[Entries taken from a collection]

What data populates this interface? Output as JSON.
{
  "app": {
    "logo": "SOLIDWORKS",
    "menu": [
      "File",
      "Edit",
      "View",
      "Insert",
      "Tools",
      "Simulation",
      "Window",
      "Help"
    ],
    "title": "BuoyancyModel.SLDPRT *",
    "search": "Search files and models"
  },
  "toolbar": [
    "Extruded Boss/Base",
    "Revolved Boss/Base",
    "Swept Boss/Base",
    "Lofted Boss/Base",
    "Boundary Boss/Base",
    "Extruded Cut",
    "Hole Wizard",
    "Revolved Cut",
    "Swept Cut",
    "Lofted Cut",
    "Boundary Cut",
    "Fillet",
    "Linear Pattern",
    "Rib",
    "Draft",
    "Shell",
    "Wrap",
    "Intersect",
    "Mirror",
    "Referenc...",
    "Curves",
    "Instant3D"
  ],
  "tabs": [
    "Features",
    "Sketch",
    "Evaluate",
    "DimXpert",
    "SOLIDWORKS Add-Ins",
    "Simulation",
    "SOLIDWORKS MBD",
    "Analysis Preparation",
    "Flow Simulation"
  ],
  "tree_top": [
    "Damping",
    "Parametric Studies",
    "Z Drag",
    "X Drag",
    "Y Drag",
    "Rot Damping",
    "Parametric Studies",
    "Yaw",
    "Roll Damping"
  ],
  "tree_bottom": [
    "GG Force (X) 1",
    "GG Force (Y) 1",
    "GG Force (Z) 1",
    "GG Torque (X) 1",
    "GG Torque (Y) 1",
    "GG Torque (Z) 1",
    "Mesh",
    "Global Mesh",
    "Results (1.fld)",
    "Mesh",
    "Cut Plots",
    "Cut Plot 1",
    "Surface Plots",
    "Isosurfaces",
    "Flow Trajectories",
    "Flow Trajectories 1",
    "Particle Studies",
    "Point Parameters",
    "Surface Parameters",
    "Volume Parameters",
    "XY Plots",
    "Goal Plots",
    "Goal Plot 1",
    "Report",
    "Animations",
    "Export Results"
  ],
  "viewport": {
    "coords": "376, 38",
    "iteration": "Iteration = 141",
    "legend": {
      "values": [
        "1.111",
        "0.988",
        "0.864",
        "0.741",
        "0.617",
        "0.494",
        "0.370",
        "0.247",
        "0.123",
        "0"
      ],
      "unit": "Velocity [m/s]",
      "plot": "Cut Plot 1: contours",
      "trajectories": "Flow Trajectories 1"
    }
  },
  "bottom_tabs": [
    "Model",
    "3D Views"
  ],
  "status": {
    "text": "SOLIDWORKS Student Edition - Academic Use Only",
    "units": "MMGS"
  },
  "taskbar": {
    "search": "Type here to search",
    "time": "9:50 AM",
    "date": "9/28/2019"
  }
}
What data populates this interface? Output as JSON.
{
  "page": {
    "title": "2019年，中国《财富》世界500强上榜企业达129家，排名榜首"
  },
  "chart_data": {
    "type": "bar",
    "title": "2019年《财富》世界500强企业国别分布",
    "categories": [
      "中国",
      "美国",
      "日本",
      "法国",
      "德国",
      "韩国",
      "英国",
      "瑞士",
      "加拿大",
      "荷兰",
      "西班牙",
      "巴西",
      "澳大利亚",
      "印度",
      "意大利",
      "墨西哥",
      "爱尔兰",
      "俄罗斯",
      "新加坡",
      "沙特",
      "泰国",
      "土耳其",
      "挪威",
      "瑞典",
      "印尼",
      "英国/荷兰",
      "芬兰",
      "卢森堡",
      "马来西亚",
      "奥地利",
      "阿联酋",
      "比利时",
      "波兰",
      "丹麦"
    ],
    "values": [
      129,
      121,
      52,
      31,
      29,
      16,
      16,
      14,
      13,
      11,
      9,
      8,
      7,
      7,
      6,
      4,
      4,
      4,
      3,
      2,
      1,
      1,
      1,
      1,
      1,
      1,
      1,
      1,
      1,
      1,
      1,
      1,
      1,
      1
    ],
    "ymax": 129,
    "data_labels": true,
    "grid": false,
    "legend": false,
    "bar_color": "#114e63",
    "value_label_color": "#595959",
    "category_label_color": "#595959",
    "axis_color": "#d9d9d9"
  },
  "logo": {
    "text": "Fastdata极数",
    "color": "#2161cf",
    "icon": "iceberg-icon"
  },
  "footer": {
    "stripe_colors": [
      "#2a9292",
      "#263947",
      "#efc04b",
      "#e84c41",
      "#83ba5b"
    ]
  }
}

EXERCISE GOAL
Gather every line containing the word "title" and copy it.

EXERCISE RESULT
    "title": "BuoyancyModel.SLDPRT *",
    "title": "2019年，中国《财富》世界500强上榜企业达129家，排名榜首"
    "title": "2019年《财富》世界500强企业国别分布",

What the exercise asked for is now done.